## AIM
Continue the answer on reusing dried-out coffee cake crumbles, starting right after its last sentence.

## EXTRACT PROVIDED

The specific ones I made are cinnamon coffee cake flavored, but I'd be curious about the general case.

Best Answer

Since it sounds like they are basically a dried out batter at this point, I would turn to implementations that rely on those kind of food-stuffs;

  • With some further baking and possibly additional brown sugar and butter or apple-sauce, I would use them for a crumble topping. If they are coffee and cinnamon an apple-cardamom cobbler would benefit nicely.
  • The crumbles could be incorporated into a biscuit batter recipe
  • In all likelihood, any kind of recipe that relies on a granola could probably be referenced for further ideas.
  • You could also use the crumble as a stand-in for oat based no-bakes. The no-bakes might feel mealy to the tooth, so not entirely eliminating the oat might work best.

## LISTED RECORDS

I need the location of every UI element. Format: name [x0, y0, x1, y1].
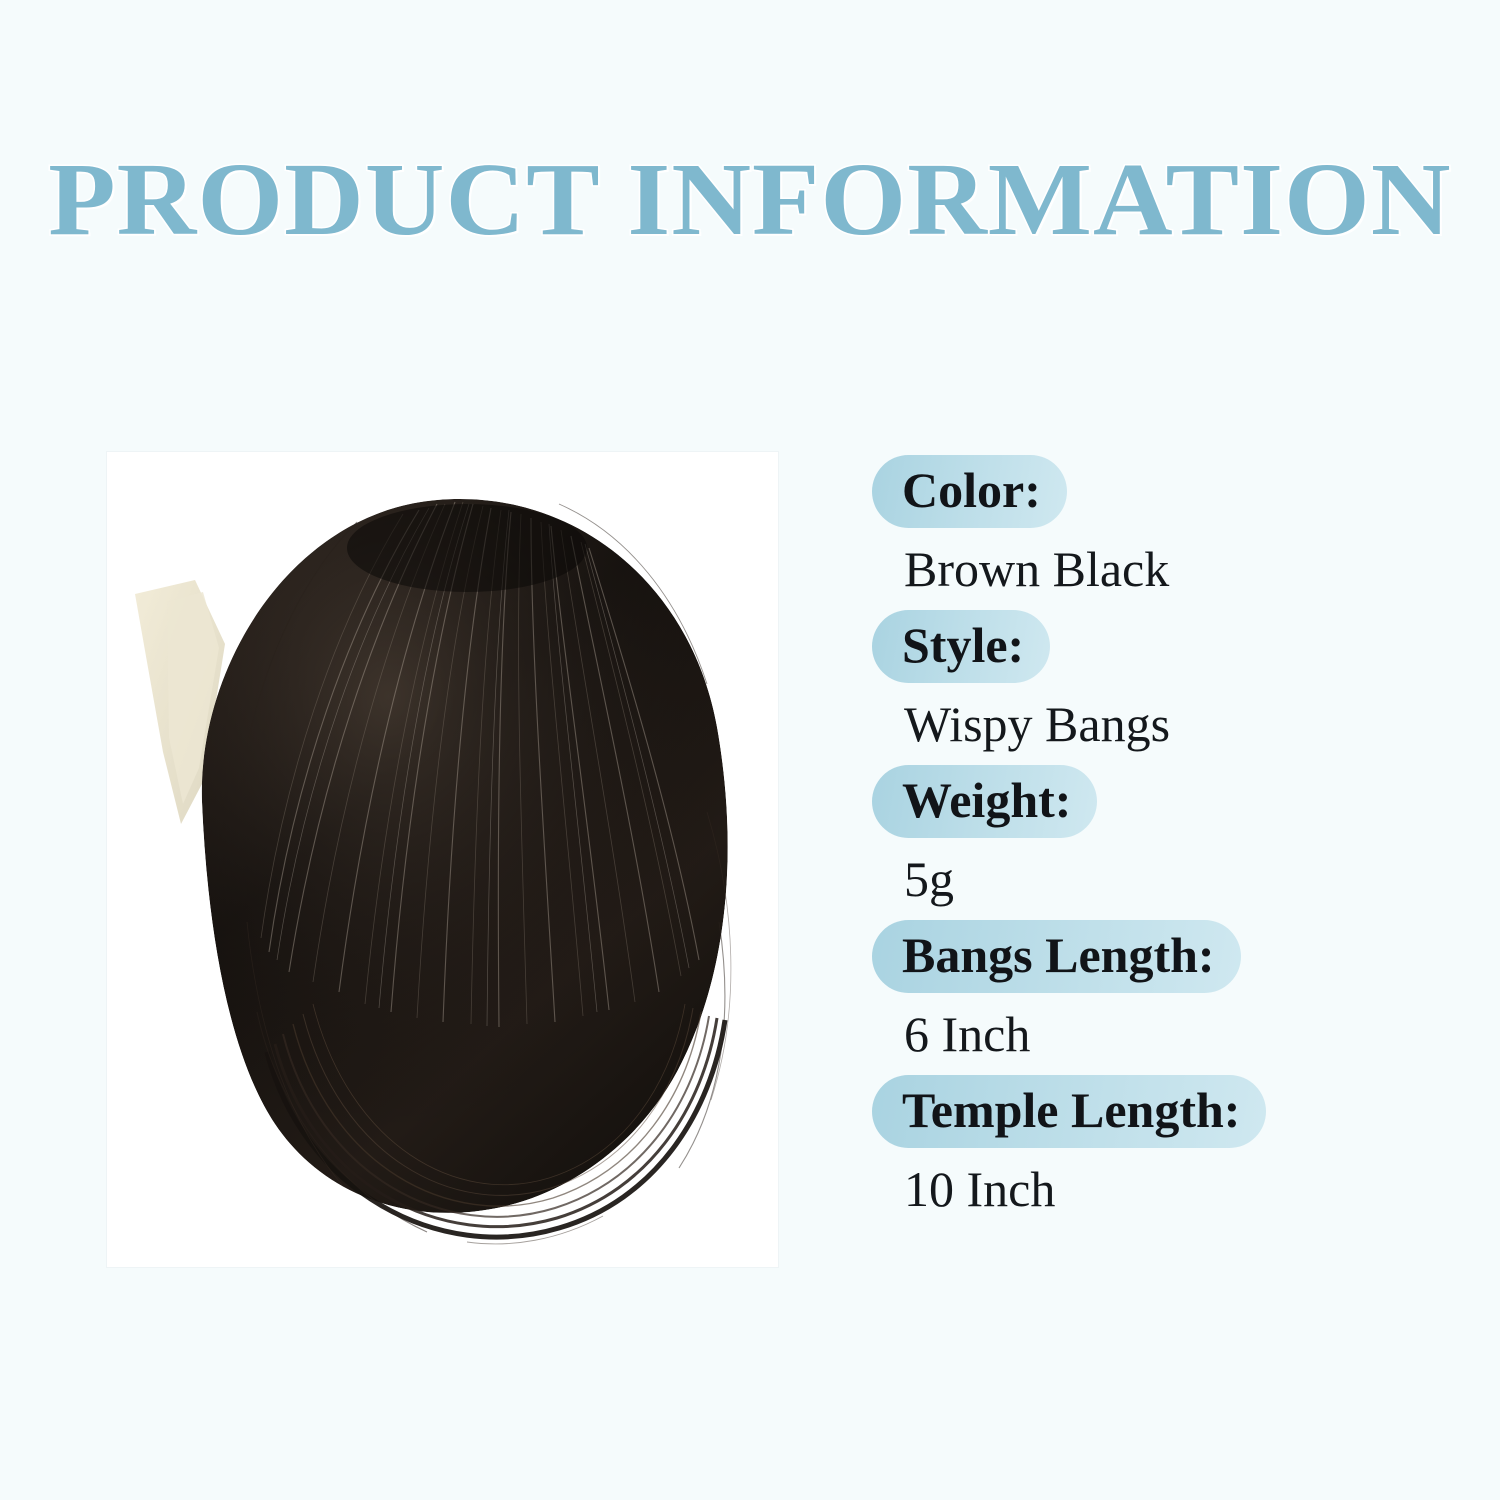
spec-label-bangs-length: Bangs Length:	[872, 920, 1241, 993]
spec-value-weight: 5g	[872, 838, 1432, 916]
product-information-page: { "header": { "title": "PRODUCT INFORMAT…	[0, 0, 1500, 1500]
spec-value-bangs-length: 6 Inch	[872, 993, 1432, 1071]
spec-value-style: Wispy Bangs	[872, 683, 1432, 761]
product-photo-hair-bangs	[107, 452, 778, 1267]
spec-row-weight: Weight: 5g	[872, 765, 1432, 916]
spec-row-style: Style: Wispy Bangs	[872, 610, 1432, 761]
spec-value-color: Brown Black	[872, 528, 1432, 606]
spec-label-style: Style:	[872, 610, 1050, 683]
page-header: PRODUCT INFORMATION	[0, 148, 1500, 252]
spec-label-weight: Weight:	[872, 765, 1097, 838]
product-photo-panel	[107, 452, 778, 1267]
page-title: PRODUCT INFORMATION	[48, 148, 1451, 252]
spec-row-temple-length: Temple Length: 10 Inch	[872, 1075, 1432, 1226]
spec-value-temple-length: 10 Inch	[872, 1148, 1432, 1226]
spec-row-color: Color: Brown Black	[872, 455, 1432, 606]
spec-row-bangs-length: Bangs Length: 6 Inch	[872, 920, 1432, 1071]
spec-list: Color: Brown Black Style: Wispy Bangs We…	[872, 455, 1432, 1230]
spec-label-color: Color:	[872, 455, 1067, 528]
spec-label-temple-length: Temple Length:	[872, 1075, 1266, 1148]
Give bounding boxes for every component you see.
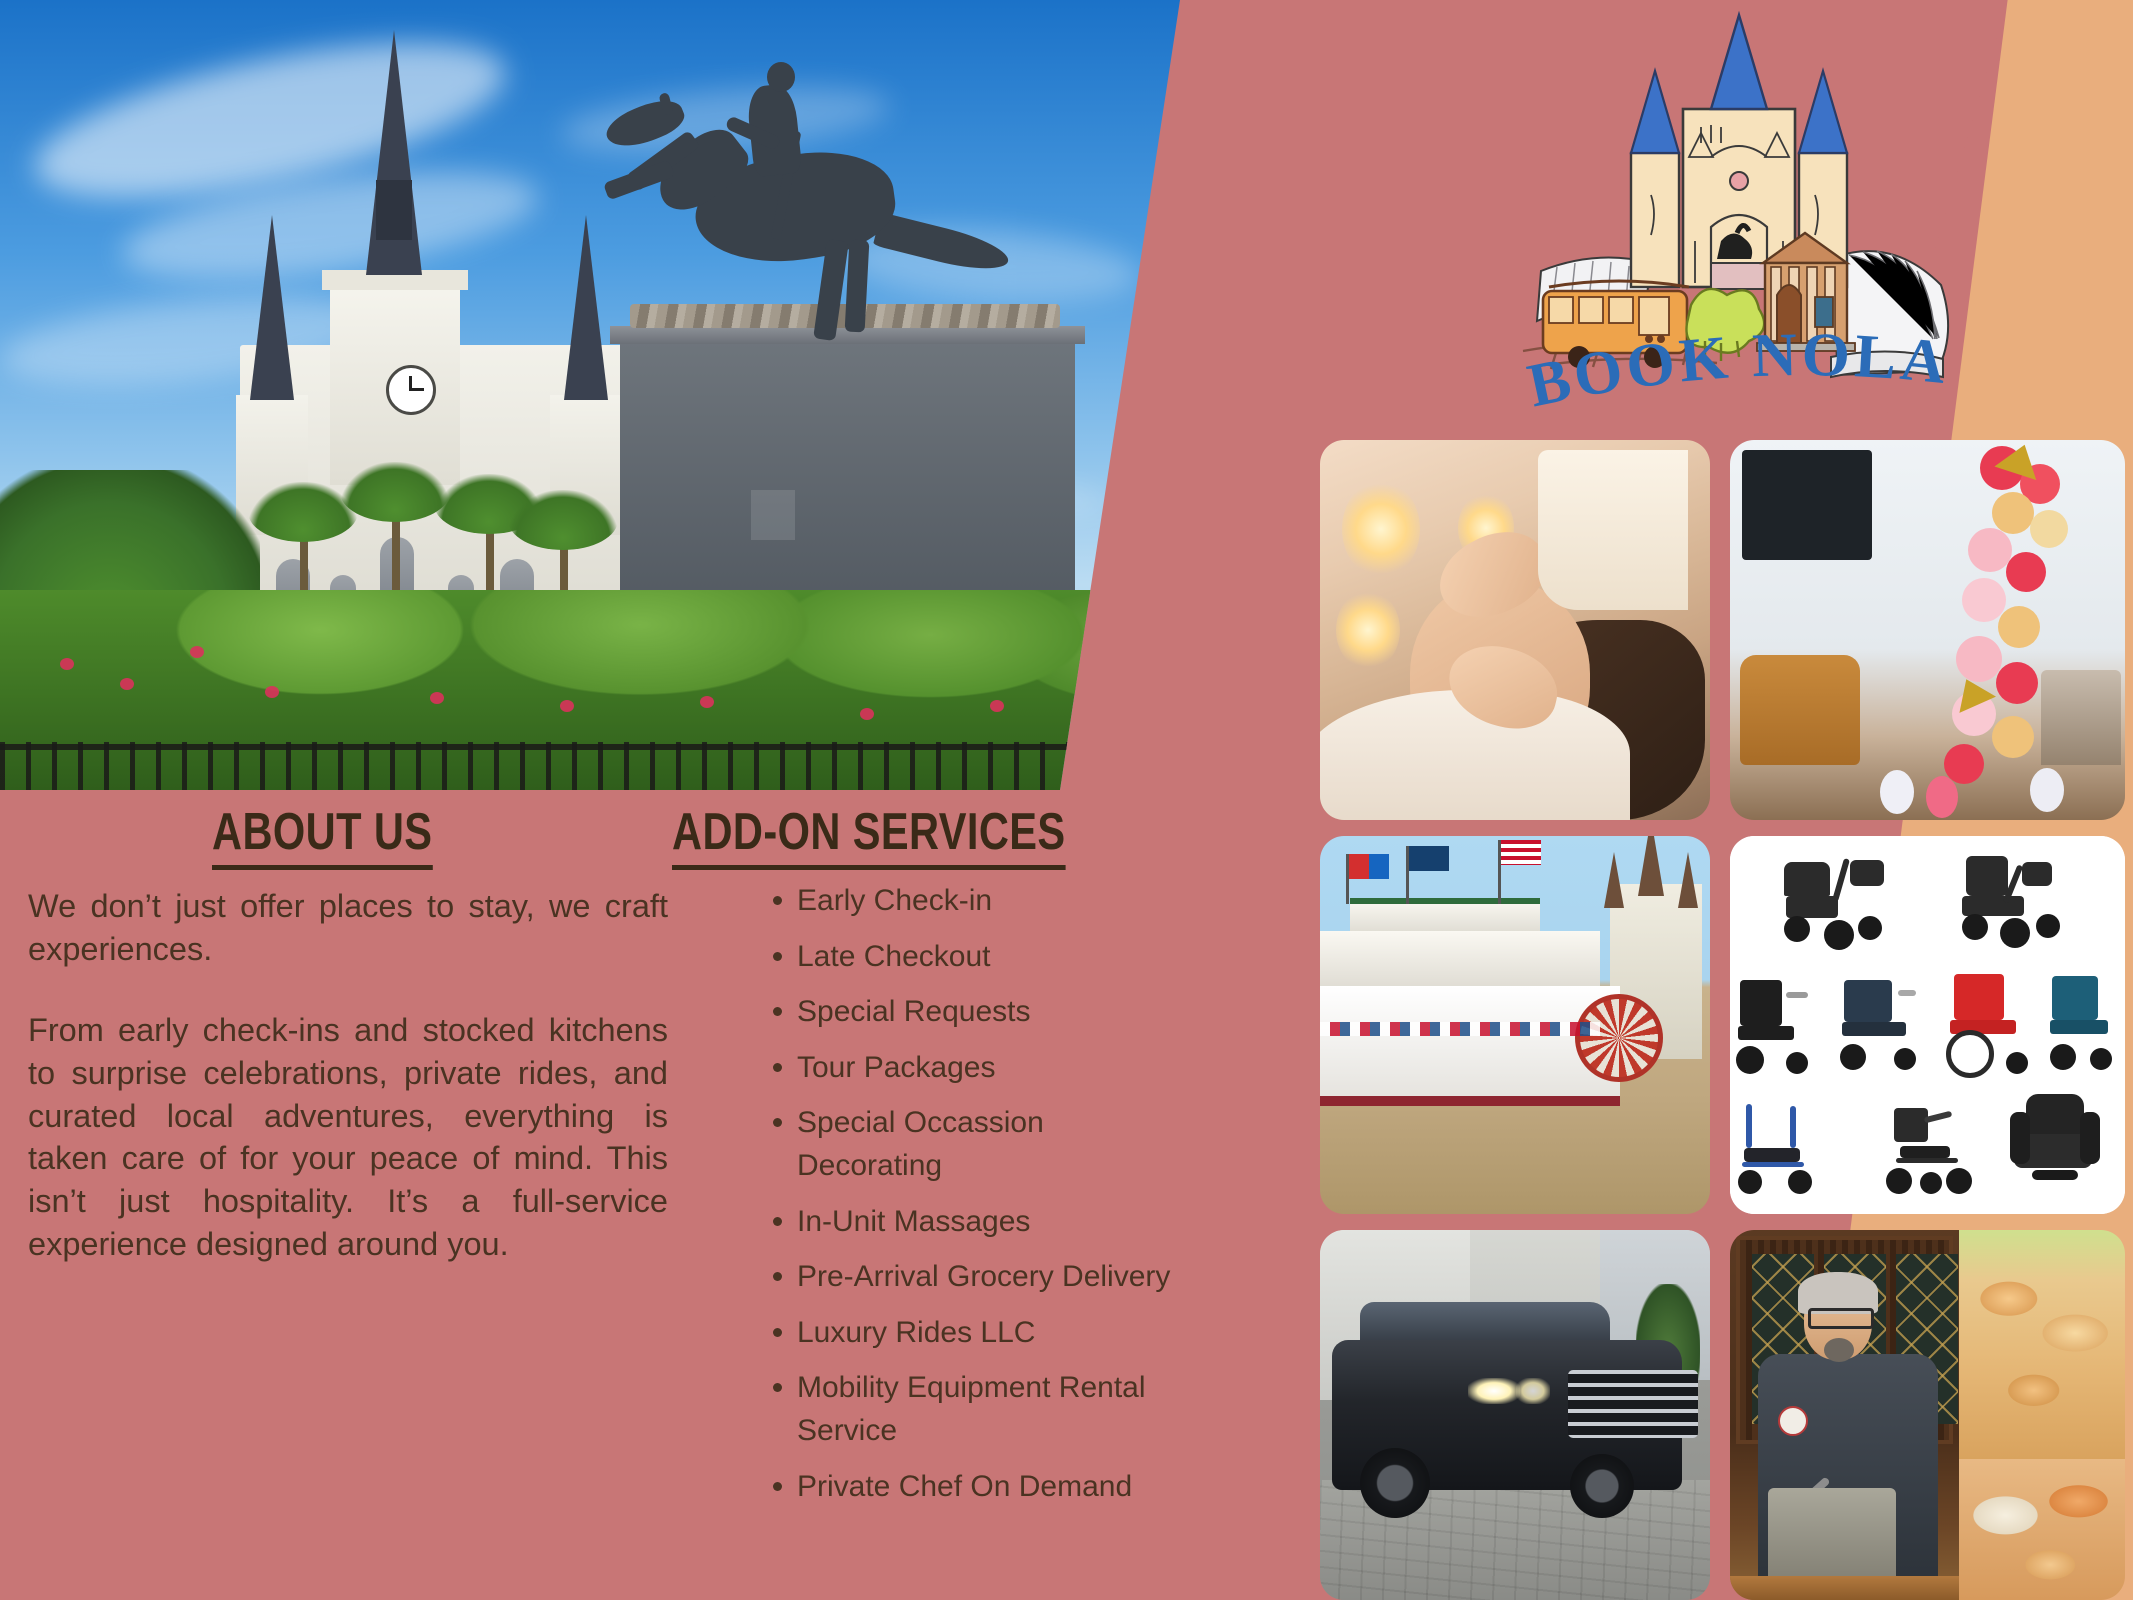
service-item: Tour Packages: [765, 1047, 1185, 1090]
text-columns: ABOUT US ADD-ON SERVICES We don’t just o…: [0, 780, 1200, 1600]
service-item: Pre-Arrival Grocery Delivery: [765, 1256, 1185, 1299]
mobility-equipment-photo: [1730, 836, 2125, 1214]
add-on-services-heading: ADD-ON SERVICES: [672, 802, 1066, 870]
about-paragraph-1: We don’t just offer places to stay, we c…: [28, 885, 668, 971]
add-on-services-list: Early Check-in Late Checkout Special Req…: [765, 880, 1185, 1521]
about-us-body: We don’t just offer places to stay, we c…: [28, 885, 668, 1266]
service-item: Special Occassion Decorating: [765, 1102, 1185, 1187]
service-item: Private Chef On Demand: [765, 1466, 1185, 1509]
paddle-wheel: [1575, 994, 1663, 1082]
photo-gallery: [1320, 440, 2120, 1600]
service-item: Special Requests: [765, 991, 1185, 1034]
hero-photo: [0, 0, 1180, 790]
brochure-page: BOOK NOLA ABOUT US ADD-ON SERVICES We do…: [0, 0, 2133, 1600]
about-paragraph-2: From early check-ins and stocked kitchen…: [28, 1009, 668, 1266]
about-us-heading: ABOUT US: [212, 802, 432, 870]
andrew-jackson-statue: [575, 0, 1005, 320]
pasta-dish-photo: [1959, 1230, 2125, 1459]
steamboat-natchez-photo: [1320, 836, 1710, 1214]
luxury-suv-photo: [1320, 1230, 1710, 1600]
cathedral-clock: [386, 365, 436, 415]
balloon-decor-photo: [1730, 440, 2125, 820]
in-unit-massage-photo: [1320, 440, 1710, 820]
service-item: Early Check-in: [765, 880, 1185, 923]
wall-tv: [1742, 450, 1872, 560]
service-item: Mobility Equipment Rental Service: [765, 1367, 1185, 1452]
seafood-dish-photo: [1959, 1459, 2125, 1600]
service-item: Late Checkout: [765, 936, 1185, 979]
armchair: [1740, 655, 1860, 765]
service-item: Luxury Rides LLC: [765, 1312, 1185, 1355]
service-item: In-Unit Massages: [765, 1201, 1185, 1244]
private-chef-and-food-photo: [1730, 1230, 2125, 1600]
book-nola-logo[interactable]: BOOK NOLA: [1505, 5, 1975, 425]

## REPLY
If you wanted to repurpose, you might try thinking of it as a material to be suspended. With an ingredient like well-blended coconut butter (not to be confused with coconut oil or milk or cream) you could create a base with which to make a kind of post-raw bar cookie (basically press and chill the coconut butter in a pan on top of wax/parchment paper, pulse the muffin bits with some dates or brown rice syrup, and once the butter sets press the bits/dates mixture into the top and drizzle with some ganache or whatever).